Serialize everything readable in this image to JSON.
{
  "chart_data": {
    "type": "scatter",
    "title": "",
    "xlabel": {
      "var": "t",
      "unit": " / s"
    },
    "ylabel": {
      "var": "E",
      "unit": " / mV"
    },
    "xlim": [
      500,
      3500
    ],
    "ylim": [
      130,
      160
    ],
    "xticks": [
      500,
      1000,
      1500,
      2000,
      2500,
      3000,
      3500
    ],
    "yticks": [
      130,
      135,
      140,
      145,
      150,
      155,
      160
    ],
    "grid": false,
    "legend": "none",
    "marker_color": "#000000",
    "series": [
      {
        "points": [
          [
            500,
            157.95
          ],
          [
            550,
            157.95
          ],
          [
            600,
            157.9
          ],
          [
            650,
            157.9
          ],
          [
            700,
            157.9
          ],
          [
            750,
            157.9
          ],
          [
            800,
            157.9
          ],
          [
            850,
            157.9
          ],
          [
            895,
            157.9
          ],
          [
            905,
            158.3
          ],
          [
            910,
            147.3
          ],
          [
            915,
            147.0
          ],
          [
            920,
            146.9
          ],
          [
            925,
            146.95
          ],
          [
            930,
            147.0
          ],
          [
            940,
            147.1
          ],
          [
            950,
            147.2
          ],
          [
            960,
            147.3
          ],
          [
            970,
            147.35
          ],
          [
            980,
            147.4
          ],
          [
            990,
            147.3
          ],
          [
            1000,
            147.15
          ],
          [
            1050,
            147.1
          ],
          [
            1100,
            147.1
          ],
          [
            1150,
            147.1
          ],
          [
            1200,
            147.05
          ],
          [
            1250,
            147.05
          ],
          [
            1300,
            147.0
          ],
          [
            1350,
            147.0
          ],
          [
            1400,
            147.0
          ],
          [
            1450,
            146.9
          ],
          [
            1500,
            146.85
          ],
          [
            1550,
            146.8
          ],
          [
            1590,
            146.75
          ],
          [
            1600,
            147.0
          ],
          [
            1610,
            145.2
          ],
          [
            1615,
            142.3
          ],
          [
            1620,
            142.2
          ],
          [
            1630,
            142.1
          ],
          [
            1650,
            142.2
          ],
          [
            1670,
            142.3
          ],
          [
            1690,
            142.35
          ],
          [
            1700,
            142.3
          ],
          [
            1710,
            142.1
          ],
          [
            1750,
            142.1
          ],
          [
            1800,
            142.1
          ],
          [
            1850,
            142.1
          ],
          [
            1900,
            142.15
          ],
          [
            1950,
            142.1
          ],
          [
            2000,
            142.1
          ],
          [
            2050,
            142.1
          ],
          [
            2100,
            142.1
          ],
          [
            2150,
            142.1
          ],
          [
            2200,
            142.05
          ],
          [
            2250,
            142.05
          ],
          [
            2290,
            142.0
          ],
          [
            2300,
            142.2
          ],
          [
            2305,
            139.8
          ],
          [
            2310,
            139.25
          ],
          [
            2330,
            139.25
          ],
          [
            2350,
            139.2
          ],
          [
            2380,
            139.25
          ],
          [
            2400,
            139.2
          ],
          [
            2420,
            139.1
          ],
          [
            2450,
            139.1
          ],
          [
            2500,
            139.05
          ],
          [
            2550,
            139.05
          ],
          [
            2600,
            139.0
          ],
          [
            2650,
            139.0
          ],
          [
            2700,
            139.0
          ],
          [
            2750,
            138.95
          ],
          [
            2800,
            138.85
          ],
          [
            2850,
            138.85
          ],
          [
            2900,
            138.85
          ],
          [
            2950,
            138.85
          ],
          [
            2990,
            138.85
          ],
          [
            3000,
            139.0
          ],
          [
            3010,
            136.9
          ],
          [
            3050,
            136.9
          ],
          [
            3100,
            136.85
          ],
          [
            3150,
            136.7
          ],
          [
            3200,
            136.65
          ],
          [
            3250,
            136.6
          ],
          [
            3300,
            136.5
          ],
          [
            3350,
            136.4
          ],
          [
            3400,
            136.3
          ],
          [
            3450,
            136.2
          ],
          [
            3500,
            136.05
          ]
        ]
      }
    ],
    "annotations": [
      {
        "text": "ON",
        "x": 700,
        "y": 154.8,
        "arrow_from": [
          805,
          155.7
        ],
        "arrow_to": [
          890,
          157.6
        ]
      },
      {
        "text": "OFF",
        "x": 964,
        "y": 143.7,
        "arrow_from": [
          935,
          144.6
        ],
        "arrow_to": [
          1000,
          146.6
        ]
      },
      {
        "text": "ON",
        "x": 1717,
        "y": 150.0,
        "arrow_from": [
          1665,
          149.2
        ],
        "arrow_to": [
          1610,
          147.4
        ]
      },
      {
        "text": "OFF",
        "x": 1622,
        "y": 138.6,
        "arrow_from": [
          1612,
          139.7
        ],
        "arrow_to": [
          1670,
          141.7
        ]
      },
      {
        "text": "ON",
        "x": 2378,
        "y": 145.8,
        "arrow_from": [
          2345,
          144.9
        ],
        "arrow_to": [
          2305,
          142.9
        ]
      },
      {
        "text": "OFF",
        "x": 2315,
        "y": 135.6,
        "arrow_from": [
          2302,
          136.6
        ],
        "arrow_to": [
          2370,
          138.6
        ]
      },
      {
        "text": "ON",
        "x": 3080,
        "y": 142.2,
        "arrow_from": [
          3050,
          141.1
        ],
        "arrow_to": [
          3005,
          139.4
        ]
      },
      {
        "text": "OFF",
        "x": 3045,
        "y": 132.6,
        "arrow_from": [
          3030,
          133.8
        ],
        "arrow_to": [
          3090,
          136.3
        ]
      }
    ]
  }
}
——————————
> **Problem statement**: Nothing in the listing may be changed; retype it all exactly.

> **Finished exercise**:
Serialize everything readable in this image to JSON.
{
  "chart_data": {
    "type": "scatter",
    "title": "",
    "xlabel": {
      "var": "t",
      "unit": " / s"
    },
    "ylabel": {
      "var": "E",
      "unit": " / mV"
    },
    "xlim": [
      500,
      3500
    ],
    "ylim": [
      130,
      160
    ],
    "xticks": [
      500,
      1000,
      1500,
      2000,
      2500,
      3000,
      3500
    ],
    "yticks": [
      130,
      135,
      140,
      145,
      150,
      155,
      160
    ],
    "grid": false,
    "legend": "none",
    "marker_color": "#000000",
    "series": [
      {
        "points": [
          [
            500,
            157.95
          ],
          [
            550,
            157.95
          ],
          [
            600,
            157.9
          ],
          [
            650,
            157.9
          ],
          [
            700,
            157.9
          ],
          [
            750,
            157.9
          ],
          [
            800,
            157.9
          ],
          [
            850,
            157.9
          ],
          [
            895,
            157.9
          ],
          [
            905,
            158.3
          ],
          [
            910,
            147.3
          ],
          [
            915,
            147.0
          ],
          [
            920,
            146.9
          ],
          [
            925,
            146.95
          ],
          [
            930,
            147.0
          ],
          [
            940,
            147.1
          ],
          [
            950,
            147.2
          ],
          [
            960,
            147.3
          ],
          [
            970,
            147.35
          ],
          [
            980,
            147.4
          ],
          [
            990,
            147.3
          ],
          [
            1000,
            147.15
          ],
          [
            1050,
            147.1
          ],
          [
            1100,
            147.1
          ],
          [
            1150,
            147.1
          ],
          [
            1200,
            147.05
          ],
          [
            1250,
            147.05
          ],
          [
            1300,
            147.0
          ],
          [
            1350,
            147.0
          ],
          [
            1400,
            147.0
          ],
          [
            1450,
            146.9
          ],
          [
            1500,
            146.85
          ],
          [
            1550,
            146.8
          ],
          [
            1590,
            146.75
          ],
          [
            1600,
            147.0
          ],
          [
            1610,
            145.2
          ],
          [
            1615,
            142.3
          ],
          [
            1620,
            142.2
          ],
          [
            1630,
            142.1
          ],
          [
            1650,
            142.2
          ],
          [
            1670,
            142.3
          ],
          [
            1690,
            142.35
          ],
          [
            1700,
            142.3
          ],
          [
            1710,
            142.1
          ],
          [
            1750,
            142.1
          ],
          [
            1800,
            142.1
          ],
          [
            1850,
            142.1
          ],
          [
            1900,
            142.15
          ],
          [
            1950,
            142.1
          ],
          [
            2000,
            142.1
          ],
          [
            2050,
            142.1
          ],
          [
            2100,
            142.1
          ],
          [
            2150,
            142.1
          ],
          [
            2200,
            142.05
          ],
          [
            2250,
            142.05
          ],
          [
            2290,
            142.0
          ],
          [
            2300,
            142.2
          ],
          [
            2305,
            139.8
          ],
          [
            2310,
            139.25
          ],
          [
            2330,
            139.25
          ],
          [
            2350,
            139.2
          ],
          [
            2380,
            139.25
          ],
          [
            2400,
            139.2
          ],
          [
            2420,
            139.1
          ],
          [
            2450,
            139.1
          ],
          [
            2500,
            139.05
          ],
          [
            2550,
            139.05
          ],
          [
            2600,
            139.0
          ],
          [
            2650,
            139.0
          ],
          [
            2700,
            139.0
          ],
          [
            2750,
            138.95
          ],
          [
            2800,
            138.85
          ],
          [
            2850,
            138.85
          ],
          [
            2900,
            138.85
          ],
          [
            2950,
            138.85
          ],
          [
            2990,
            138.85
          ],
          [
            3000,
            139.0
          ],
          [
            3010,
            136.9
          ],
          [
            3050,
            136.9
          ],
          [
            3100,
            136.85
          ],
          [
            3150,
            136.7
          ],
          [
            3200,
            136.65
          ],
          [
            3250,
            136.6
          ],
          [
            3300,
            136.5
          ],
          [
            3350,
            136.4
          ],
          [
            3400,
            136.3
          ],
          [
            3450,
            136.2
          ],
          [
            3500,
            136.05
          ]
        ]
      }
    ],
    "annotations": [
      {
        "text": "ON",
        "x": 700,
        "y": 154.8,
        "arrow_from": [
          805,
          155.7
        ],
        "arrow_to": [
          890,
          157.6
        ]
      },
      {
        "text": "OFF",
        "x": 964,
        "y": 143.7,
        "arrow_from": [
          935,
          144.6
        ],
        "arrow_to": [
          1000,
          146.6
        ]
      },
      {
        "text": "ON",
        "x": 1717,
        "y": 150.0,
        "arrow_from": [
          1665,
          149.2
        ],
        "arrow_to": [
          1610,
          147.4
        ]
      },
      {
        "text": "OFF",
        "x": 1622,
        "y": 138.6,
        "arrow_from": [
          1612,
          139.7
        ],
        "arrow_to": [
          1670,
          141.7
        ]
      },
      {
        "text": "ON",
        "x": 2378,
        "y": 145.8,
        "arrow_from": [
          2345,
          144.9
        ],
        "arrow_to": [
          2305,
          142.9
        ]
      },
      {
        "text": "OFF",
        "x": 2315,
        "y": 135.6,
        "arrow_from": [
          2302,
          136.6
        ],
        "arrow_to": [
          2370,
          138.6
        ]
      },
      {
        "text": "ON",
        "x": 3080,
        "y": 142.2,
        "arrow_from": [
          3050,
          141.1
        ],
        "arrow_to": [
          3005,
          139.4
        ]
      },
      {
        "text": "OFF",
        "x": 3045,
        "y": 132.6,
        "arrow_from": [
          3030,
          133.8
        ],
        "arrow_to": [
          3090,
          136.3
        ]
      }
    ]
  }
}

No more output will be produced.